*Instructions for the task:*
Copy each line of the data below with the word "from".

Data excerpts
* * * * *

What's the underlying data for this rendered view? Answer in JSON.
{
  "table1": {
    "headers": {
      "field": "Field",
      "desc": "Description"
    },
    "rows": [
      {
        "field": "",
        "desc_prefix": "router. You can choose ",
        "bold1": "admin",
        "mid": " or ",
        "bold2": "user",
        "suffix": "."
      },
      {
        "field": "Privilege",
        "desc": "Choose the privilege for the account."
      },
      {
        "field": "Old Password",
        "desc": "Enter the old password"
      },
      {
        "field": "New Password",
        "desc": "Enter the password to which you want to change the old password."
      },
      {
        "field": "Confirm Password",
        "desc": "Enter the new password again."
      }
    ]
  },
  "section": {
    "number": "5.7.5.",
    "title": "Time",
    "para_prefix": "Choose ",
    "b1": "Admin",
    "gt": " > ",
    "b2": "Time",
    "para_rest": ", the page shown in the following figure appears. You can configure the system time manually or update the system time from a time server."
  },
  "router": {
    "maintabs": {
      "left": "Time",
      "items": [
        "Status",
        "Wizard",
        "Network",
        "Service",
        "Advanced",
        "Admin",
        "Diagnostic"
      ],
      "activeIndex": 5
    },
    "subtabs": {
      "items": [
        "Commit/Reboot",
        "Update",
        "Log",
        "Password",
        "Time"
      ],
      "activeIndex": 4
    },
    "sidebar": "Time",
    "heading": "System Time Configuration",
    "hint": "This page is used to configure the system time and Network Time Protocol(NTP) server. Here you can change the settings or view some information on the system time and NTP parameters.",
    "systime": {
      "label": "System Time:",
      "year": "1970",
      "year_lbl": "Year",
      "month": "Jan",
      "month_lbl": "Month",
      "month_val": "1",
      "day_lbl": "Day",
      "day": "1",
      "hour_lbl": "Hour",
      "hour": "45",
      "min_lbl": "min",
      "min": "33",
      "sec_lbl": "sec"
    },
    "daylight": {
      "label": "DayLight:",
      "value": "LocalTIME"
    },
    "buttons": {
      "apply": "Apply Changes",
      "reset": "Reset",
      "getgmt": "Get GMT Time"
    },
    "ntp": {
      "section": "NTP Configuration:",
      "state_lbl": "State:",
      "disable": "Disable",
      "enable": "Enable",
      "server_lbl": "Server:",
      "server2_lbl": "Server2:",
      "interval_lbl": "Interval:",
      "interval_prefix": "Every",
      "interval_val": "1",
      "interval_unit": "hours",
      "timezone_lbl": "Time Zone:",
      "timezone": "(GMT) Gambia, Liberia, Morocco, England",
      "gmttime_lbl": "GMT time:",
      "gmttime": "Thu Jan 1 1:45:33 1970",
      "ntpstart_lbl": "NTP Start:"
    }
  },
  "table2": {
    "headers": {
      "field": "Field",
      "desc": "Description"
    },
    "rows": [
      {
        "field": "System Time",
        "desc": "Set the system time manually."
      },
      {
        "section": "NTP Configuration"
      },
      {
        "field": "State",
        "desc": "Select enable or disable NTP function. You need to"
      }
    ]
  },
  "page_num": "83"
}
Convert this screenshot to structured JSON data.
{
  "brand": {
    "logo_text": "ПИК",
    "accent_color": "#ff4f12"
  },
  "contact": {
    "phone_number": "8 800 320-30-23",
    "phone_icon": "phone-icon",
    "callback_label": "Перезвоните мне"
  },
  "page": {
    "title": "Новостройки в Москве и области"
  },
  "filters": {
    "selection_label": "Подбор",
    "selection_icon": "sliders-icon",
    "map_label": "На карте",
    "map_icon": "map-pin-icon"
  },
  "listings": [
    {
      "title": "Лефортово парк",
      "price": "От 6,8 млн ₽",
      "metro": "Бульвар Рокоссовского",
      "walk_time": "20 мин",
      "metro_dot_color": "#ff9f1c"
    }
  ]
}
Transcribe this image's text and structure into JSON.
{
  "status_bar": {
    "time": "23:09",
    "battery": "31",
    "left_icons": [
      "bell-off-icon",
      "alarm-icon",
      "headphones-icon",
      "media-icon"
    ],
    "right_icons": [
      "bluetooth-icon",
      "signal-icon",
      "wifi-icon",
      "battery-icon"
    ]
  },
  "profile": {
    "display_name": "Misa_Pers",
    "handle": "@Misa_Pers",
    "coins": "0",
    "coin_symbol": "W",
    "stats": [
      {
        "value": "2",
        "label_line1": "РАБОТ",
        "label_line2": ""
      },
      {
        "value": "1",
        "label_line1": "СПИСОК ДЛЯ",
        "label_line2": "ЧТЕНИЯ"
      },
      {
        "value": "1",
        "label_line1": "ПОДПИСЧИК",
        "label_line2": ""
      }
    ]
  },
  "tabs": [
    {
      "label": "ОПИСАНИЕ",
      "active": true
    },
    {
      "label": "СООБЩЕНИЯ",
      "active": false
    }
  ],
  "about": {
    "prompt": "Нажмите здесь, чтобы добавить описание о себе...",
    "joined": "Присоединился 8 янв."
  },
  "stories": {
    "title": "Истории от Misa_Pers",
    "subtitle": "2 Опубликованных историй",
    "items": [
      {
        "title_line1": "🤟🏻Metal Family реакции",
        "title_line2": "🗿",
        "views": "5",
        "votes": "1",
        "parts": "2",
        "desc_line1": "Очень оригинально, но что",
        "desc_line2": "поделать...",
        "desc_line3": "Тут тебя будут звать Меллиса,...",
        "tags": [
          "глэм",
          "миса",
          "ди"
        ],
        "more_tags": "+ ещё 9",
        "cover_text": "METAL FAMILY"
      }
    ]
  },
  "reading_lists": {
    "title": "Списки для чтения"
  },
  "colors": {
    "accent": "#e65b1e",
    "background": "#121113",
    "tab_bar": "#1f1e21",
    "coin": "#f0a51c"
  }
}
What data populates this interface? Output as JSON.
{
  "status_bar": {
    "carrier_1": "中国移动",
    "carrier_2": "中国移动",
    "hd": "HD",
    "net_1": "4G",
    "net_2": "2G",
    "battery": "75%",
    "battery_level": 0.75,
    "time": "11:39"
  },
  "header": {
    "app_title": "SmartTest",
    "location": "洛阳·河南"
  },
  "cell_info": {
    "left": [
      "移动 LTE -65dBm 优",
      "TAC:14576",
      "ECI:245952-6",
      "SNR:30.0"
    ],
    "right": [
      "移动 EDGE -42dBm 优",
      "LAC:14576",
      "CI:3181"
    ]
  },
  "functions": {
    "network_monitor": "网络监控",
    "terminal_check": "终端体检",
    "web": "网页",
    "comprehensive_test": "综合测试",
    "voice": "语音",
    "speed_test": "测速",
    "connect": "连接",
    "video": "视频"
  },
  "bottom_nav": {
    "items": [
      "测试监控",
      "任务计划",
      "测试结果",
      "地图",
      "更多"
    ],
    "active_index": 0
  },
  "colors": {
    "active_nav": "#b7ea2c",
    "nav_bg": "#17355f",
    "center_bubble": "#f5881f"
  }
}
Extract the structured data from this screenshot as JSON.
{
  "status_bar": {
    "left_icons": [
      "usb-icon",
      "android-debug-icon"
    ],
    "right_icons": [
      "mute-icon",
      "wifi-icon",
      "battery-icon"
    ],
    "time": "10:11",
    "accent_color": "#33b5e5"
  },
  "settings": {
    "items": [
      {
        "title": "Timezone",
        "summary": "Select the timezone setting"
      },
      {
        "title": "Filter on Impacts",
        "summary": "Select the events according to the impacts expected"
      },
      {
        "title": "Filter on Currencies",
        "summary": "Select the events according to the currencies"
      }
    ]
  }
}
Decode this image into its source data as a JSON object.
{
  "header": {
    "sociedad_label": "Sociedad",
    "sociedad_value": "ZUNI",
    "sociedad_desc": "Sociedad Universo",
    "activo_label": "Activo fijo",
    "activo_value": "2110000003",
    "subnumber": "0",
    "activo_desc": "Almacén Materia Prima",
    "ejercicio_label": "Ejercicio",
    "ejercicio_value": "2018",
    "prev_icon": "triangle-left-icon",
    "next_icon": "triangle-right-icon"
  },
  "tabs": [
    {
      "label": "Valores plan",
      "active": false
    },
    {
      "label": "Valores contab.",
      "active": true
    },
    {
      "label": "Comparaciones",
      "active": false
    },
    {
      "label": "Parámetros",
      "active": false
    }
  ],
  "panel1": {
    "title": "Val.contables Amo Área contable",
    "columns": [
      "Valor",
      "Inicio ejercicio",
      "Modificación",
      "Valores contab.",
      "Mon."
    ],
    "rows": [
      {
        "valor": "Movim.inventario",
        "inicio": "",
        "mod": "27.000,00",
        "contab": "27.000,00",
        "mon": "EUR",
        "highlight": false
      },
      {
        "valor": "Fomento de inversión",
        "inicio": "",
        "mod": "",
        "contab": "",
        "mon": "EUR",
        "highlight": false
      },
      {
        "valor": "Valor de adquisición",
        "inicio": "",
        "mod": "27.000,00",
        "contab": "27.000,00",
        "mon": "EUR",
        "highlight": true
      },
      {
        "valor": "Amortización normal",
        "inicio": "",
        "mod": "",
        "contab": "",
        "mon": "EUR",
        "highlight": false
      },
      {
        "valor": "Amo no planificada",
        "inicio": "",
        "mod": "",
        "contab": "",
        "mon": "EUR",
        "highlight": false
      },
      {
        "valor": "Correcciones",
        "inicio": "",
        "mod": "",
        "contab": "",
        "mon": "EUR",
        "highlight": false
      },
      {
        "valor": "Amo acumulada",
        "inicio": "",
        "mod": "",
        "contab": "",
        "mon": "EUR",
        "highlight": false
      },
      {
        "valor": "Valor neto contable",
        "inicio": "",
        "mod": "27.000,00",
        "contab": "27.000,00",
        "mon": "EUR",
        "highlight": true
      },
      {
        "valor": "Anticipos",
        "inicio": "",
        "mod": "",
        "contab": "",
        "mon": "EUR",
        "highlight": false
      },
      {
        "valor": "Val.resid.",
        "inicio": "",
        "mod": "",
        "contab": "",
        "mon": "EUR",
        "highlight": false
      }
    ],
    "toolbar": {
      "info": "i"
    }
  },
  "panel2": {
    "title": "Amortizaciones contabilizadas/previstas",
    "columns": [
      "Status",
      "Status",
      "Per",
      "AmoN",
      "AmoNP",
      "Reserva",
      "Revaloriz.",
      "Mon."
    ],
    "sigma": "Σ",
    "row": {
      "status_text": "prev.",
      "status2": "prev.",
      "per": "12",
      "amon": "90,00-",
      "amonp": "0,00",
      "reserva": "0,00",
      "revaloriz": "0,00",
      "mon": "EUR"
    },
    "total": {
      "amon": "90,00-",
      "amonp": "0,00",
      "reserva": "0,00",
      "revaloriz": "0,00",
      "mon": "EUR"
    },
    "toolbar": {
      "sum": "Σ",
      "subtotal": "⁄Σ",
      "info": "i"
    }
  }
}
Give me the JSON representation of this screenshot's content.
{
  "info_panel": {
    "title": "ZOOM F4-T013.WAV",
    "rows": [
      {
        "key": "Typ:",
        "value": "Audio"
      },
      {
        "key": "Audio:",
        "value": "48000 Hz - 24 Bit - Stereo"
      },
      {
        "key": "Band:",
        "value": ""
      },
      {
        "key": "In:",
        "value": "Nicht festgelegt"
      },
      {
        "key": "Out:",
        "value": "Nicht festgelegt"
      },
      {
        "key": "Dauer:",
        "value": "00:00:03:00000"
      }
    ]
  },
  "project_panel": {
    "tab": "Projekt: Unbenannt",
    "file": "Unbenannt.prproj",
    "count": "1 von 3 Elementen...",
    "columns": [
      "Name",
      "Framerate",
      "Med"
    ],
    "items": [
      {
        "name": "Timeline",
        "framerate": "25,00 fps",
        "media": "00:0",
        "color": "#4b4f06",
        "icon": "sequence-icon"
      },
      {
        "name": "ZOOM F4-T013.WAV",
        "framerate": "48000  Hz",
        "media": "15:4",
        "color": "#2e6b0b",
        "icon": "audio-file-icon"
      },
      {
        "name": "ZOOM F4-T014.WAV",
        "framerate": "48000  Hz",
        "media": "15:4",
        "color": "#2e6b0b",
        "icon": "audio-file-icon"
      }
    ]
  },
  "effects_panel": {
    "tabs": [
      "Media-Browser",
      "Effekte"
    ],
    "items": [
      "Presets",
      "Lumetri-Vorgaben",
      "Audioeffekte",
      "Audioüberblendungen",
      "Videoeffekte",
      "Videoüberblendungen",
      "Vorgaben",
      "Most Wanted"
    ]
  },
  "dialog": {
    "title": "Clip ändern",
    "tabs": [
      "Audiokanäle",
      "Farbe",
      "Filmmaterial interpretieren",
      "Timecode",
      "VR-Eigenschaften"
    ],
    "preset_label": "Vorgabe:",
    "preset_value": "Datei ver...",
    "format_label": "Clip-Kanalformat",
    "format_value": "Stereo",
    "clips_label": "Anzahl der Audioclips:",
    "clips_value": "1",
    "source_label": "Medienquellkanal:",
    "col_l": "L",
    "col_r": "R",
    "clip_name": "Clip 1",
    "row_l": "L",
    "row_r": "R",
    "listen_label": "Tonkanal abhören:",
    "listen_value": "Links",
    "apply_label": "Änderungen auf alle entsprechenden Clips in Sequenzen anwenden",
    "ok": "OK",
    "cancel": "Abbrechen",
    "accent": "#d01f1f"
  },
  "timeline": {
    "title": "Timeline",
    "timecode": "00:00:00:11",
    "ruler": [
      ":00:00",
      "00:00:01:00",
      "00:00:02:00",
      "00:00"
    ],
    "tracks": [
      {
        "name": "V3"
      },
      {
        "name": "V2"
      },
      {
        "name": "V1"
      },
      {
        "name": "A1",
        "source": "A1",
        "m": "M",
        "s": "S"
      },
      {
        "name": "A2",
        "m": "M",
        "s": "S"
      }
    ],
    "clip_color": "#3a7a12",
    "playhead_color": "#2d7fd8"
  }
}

* * * * *

*Complete output:*
    "para_rest": ", the page shown in the following figure appears. You can configure the system time manually or update the system time from a time server."
Extract the structured data from this screenshot as JSON.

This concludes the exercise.